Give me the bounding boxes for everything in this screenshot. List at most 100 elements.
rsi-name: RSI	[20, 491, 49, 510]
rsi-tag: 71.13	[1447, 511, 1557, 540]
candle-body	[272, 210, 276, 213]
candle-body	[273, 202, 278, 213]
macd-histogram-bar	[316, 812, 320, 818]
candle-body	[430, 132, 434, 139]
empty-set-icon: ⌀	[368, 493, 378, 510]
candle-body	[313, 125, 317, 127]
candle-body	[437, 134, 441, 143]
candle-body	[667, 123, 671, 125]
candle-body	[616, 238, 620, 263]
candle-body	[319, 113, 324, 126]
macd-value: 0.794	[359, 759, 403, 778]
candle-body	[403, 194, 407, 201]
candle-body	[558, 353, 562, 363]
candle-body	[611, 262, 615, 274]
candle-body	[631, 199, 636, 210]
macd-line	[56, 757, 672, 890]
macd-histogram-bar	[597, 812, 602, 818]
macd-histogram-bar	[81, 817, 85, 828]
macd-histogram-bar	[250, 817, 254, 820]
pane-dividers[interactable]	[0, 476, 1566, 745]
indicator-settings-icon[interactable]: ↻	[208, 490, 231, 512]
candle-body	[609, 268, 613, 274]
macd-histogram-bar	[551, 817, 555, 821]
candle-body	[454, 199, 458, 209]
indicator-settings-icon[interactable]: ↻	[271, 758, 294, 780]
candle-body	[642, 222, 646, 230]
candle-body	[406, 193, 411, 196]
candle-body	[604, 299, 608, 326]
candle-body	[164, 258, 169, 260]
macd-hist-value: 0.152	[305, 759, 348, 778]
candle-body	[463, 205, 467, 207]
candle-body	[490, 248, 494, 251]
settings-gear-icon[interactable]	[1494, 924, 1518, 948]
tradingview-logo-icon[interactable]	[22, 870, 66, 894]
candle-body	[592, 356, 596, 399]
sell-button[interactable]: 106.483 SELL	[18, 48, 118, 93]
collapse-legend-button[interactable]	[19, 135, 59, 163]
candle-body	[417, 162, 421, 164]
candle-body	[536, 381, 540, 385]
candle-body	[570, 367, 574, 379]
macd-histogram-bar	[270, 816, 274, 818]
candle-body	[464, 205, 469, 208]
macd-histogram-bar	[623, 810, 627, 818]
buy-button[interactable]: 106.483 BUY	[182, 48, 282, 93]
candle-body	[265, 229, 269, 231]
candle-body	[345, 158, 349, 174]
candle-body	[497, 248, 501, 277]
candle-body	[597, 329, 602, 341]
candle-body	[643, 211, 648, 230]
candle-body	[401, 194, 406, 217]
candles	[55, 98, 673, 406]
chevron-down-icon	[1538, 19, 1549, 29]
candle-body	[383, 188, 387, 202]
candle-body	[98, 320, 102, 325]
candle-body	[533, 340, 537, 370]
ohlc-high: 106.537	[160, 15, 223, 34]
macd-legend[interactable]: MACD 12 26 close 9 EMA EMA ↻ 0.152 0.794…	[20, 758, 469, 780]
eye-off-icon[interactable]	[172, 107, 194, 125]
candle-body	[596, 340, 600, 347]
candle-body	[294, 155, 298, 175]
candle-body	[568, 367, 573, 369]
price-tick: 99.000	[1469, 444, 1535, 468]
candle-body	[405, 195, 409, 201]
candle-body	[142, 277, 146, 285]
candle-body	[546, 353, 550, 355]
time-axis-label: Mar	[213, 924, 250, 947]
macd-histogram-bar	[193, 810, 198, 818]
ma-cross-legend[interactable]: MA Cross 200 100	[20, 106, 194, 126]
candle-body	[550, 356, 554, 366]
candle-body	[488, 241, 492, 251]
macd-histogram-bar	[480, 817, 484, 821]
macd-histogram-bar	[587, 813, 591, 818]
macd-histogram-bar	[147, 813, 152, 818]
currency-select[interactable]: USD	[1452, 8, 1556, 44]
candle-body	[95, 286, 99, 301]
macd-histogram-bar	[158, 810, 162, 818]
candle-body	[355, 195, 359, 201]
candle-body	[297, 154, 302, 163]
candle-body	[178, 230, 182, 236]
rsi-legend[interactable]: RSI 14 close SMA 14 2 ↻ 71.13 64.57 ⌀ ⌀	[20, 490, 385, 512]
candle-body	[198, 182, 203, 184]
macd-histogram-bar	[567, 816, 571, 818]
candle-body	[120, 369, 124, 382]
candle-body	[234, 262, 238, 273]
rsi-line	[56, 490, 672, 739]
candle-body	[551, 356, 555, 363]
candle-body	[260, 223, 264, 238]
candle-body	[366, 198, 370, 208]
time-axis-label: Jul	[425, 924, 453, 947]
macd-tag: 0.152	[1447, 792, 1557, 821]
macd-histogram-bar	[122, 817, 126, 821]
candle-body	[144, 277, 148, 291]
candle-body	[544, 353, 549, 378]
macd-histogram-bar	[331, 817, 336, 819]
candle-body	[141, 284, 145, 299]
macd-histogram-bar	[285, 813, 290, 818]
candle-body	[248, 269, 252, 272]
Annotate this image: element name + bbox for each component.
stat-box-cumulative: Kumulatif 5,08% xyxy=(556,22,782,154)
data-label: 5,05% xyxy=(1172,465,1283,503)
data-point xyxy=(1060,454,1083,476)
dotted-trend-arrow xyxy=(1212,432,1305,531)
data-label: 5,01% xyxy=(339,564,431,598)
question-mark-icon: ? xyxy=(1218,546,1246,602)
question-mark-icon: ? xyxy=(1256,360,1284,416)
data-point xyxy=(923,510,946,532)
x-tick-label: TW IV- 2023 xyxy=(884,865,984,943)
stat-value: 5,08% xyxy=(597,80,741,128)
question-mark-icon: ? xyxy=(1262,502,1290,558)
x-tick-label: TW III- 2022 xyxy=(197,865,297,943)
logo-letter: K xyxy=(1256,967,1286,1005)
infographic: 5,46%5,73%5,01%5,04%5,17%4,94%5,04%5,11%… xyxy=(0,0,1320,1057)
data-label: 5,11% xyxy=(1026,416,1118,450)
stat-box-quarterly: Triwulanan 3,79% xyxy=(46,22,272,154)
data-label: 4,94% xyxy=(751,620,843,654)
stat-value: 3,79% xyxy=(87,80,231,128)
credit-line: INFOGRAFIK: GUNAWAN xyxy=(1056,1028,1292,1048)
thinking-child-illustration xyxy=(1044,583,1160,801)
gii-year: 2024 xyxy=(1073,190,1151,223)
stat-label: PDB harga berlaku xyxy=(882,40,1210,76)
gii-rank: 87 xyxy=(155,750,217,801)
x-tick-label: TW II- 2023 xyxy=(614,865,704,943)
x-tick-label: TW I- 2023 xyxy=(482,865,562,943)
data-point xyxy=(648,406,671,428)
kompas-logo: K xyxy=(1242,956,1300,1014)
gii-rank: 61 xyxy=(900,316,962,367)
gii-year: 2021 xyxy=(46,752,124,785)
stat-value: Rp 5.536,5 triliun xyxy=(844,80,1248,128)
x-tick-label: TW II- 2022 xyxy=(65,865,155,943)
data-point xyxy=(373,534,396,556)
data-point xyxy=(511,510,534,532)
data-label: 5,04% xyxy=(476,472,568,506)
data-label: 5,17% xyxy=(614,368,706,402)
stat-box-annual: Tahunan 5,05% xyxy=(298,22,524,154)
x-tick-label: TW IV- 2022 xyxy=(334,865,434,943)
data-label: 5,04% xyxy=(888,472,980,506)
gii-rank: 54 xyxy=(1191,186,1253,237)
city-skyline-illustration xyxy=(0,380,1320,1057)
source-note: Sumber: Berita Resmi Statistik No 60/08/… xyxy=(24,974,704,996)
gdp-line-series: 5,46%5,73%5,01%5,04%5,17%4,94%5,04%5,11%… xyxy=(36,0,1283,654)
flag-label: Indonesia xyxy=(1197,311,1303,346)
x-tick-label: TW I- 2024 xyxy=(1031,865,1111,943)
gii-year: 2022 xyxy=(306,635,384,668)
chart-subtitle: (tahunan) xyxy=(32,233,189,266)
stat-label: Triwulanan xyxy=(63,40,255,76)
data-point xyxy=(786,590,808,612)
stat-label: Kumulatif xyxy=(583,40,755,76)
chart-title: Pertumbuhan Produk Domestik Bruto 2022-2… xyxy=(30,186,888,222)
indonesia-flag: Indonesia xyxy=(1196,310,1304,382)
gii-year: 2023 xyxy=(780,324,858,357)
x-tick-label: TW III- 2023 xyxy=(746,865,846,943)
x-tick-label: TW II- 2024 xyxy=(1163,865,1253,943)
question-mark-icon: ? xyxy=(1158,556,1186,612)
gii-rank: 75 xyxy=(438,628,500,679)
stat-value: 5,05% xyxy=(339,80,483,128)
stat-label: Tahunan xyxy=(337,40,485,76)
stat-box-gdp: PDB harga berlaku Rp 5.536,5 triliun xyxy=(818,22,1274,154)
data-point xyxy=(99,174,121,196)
+ + + +
Arrange the records as a JSON list of strings, one string per line with blank lines omitted, starting at the first line and ending at the line that contains "262, 615, 274]", with that line included.

The answer:
[
  "Give me the bounding boxes for everything in this screenshot. List at most 100 elements.",
  "rsi-name: RSI\t[20, 491, 49, 510]",
  "rsi-tag: 71.13\t[1447, 511, 1557, 540]",
  "candle-body\t[272, 210, 276, 213]",
  "candle-body\t[273, 202, 278, 213]",
  "macd-histogram-bar\t[316, 812, 320, 818]",
  "candle-body\t[430, 132, 434, 139]",
  "empty-set-icon: ⌀\t[368, 493, 378, 510]",
  "candle-body\t[313, 125, 317, 127]",
  "candle-body\t[437, 134, 441, 143]",
  "candle-body\t[667, 123, 671, 125]",
  "candle-body\t[616, 238, 620, 263]",
  "candle-body\t[319, 113, 324, 126]",
  "macd-value: 0.794\t[359, 759, 403, 778]",
  "candle-body\t[403, 194, 407, 201]",
  "candle-body\t[558, 353, 562, 363]",
  "candle-body\t[611, 262, 615, 274]"
]